__EXERCISE PROMPT__
Collect each line of the entries that holds the string "page".

__MATERIAL FOR THIS EXERCISE__
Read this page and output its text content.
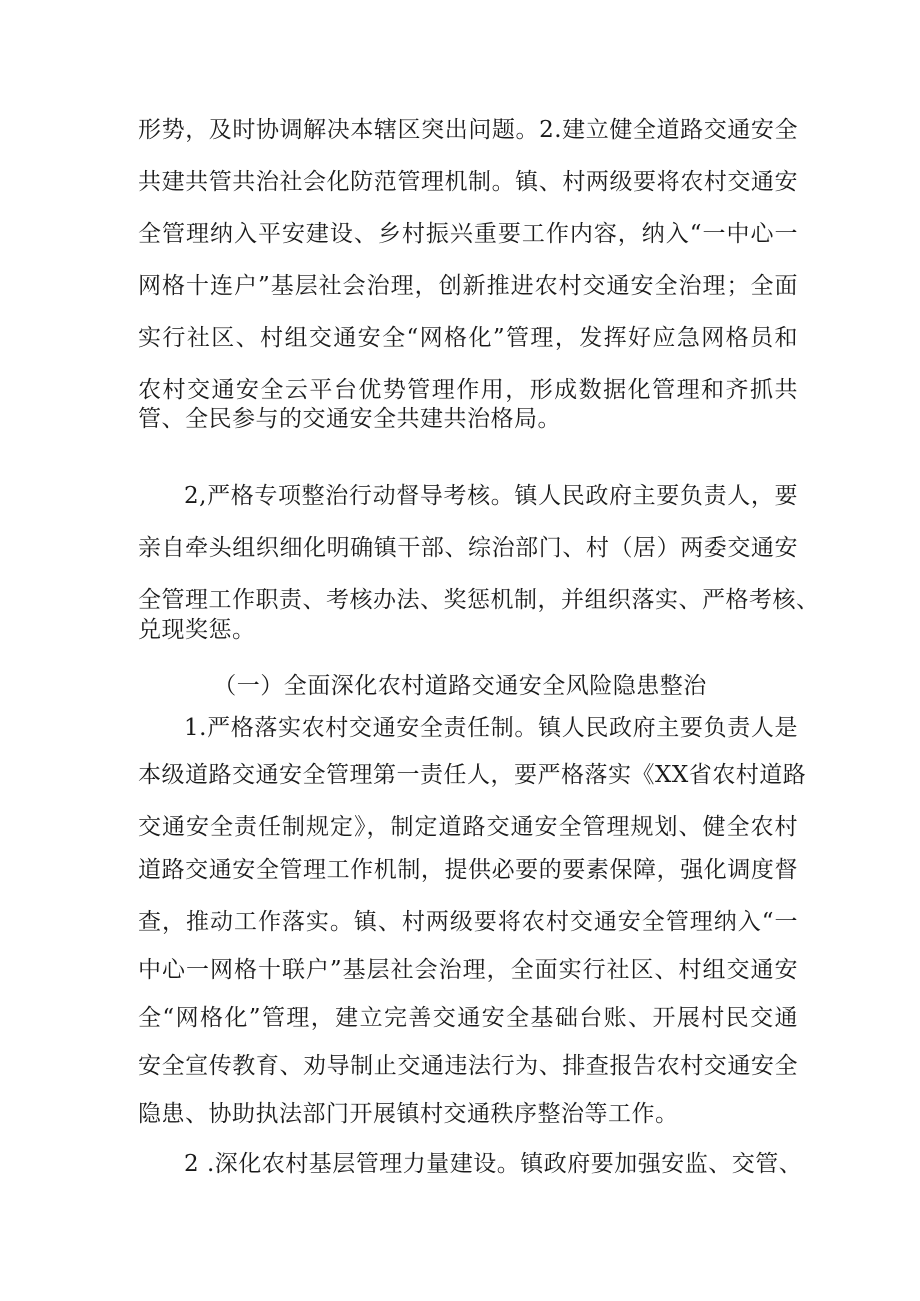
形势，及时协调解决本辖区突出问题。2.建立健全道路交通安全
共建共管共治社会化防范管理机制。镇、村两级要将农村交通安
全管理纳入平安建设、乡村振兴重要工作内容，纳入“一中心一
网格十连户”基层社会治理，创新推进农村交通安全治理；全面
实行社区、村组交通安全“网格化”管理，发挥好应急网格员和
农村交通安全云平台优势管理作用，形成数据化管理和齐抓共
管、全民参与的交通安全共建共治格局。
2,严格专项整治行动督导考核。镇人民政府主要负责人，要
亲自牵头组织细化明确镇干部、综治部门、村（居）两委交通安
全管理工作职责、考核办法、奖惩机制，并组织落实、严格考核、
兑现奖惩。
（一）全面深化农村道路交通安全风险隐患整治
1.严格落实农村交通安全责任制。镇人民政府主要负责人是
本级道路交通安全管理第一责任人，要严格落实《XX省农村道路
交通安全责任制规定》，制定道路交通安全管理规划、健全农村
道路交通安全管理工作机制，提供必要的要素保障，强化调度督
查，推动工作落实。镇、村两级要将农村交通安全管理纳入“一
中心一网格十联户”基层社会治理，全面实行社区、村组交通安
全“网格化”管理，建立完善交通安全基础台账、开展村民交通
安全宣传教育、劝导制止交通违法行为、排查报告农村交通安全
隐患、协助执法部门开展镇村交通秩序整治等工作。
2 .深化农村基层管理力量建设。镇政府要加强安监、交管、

* * *

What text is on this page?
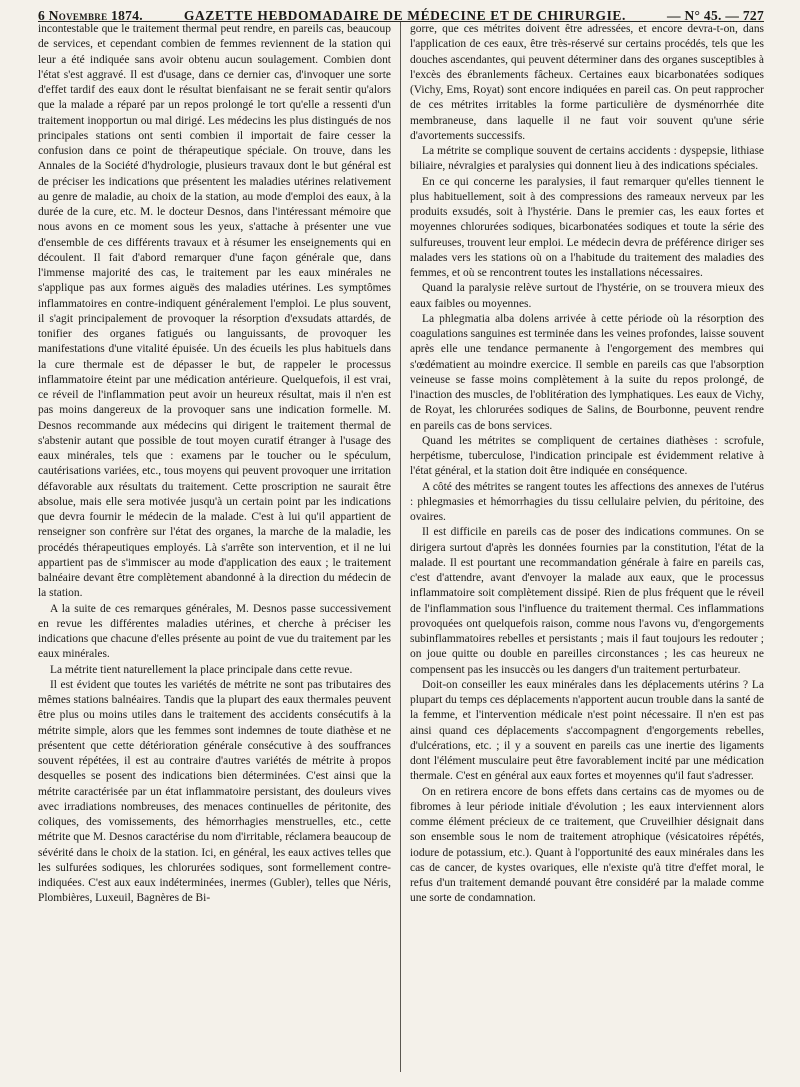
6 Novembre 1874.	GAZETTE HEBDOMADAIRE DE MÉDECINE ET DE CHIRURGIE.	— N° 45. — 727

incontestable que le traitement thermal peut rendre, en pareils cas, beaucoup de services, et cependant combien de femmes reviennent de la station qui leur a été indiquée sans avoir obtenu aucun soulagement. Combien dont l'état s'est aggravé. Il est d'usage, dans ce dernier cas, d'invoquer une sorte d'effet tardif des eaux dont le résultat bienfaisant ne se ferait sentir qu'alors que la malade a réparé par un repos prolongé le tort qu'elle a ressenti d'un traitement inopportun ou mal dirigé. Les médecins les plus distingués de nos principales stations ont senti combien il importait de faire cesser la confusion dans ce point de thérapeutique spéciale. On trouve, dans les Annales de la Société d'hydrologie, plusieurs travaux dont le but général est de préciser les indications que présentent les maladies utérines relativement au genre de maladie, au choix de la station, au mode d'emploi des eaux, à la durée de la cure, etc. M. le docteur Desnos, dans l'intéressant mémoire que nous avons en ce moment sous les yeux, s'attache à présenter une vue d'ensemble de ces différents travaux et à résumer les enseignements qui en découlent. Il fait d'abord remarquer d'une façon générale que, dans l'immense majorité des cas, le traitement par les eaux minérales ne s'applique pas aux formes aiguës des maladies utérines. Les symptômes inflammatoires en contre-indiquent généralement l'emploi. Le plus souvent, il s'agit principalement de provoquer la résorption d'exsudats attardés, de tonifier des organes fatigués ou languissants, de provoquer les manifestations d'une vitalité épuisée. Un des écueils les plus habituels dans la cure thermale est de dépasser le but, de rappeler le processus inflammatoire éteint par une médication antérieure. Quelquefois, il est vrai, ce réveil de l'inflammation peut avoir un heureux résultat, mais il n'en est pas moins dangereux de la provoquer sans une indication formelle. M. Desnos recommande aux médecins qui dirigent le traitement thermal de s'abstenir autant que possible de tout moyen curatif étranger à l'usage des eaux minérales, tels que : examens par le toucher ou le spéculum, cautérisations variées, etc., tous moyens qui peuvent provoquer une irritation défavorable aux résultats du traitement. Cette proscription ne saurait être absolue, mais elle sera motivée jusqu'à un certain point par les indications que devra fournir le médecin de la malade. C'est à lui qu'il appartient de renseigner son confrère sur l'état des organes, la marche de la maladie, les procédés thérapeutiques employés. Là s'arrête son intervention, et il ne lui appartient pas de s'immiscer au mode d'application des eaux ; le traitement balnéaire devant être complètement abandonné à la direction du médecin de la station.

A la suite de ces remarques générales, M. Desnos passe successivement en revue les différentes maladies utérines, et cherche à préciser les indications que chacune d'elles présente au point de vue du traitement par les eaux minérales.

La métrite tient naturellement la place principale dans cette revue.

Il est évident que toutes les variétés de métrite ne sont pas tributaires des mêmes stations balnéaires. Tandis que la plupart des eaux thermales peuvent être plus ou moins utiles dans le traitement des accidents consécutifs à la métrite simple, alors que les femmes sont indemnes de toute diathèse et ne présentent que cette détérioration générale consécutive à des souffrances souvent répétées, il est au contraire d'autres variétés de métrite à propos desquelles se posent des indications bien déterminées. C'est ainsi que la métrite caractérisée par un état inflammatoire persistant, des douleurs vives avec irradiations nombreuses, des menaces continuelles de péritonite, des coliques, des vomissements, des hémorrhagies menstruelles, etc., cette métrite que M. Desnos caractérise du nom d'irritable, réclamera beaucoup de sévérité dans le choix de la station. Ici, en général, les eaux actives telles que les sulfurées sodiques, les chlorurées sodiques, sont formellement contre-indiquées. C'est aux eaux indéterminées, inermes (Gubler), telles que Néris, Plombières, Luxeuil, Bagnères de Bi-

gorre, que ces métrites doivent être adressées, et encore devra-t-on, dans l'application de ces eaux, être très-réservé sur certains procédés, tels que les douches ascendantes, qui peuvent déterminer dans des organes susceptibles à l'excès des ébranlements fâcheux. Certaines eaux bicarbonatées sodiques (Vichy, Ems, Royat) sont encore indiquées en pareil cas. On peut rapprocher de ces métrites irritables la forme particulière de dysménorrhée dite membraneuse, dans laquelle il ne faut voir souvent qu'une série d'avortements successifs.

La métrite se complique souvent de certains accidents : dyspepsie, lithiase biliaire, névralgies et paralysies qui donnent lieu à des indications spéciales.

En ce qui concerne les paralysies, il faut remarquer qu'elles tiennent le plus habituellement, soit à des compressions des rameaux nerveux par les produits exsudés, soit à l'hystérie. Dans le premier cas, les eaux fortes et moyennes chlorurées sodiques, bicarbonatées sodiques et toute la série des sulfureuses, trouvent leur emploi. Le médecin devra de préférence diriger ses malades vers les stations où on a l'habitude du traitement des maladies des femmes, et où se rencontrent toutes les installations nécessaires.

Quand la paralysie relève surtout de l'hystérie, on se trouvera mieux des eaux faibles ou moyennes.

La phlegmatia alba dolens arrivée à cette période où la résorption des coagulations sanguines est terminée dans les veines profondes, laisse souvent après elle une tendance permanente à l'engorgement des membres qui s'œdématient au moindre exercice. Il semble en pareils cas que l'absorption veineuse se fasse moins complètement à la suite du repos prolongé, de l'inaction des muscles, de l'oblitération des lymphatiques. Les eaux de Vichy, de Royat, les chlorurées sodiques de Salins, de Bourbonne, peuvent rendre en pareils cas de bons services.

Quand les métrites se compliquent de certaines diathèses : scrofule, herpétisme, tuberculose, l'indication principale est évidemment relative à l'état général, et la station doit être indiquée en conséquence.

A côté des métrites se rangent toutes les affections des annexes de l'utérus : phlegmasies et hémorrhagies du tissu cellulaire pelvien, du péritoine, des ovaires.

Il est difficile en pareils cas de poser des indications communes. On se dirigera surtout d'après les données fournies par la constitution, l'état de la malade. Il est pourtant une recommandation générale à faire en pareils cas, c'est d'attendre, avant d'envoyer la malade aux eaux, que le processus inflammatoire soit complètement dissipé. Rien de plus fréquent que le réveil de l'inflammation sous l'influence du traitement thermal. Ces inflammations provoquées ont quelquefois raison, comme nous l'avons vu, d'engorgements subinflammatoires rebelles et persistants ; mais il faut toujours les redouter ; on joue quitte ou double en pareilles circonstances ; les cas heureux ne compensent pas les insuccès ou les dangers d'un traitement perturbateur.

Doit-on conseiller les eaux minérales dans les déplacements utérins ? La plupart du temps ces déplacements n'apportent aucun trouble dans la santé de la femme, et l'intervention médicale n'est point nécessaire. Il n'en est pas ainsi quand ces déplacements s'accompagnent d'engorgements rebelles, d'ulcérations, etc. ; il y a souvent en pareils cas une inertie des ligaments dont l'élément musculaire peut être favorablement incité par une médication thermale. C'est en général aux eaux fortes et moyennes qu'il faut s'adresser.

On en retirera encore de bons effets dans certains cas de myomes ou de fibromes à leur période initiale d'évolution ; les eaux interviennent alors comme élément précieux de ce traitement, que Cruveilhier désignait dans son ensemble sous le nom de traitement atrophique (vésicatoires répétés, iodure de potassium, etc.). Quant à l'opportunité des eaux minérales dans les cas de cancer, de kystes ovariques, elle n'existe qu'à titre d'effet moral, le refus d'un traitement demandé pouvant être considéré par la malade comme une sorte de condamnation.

__THE RESULT__
Read this page and output its text content.
What text is on this page?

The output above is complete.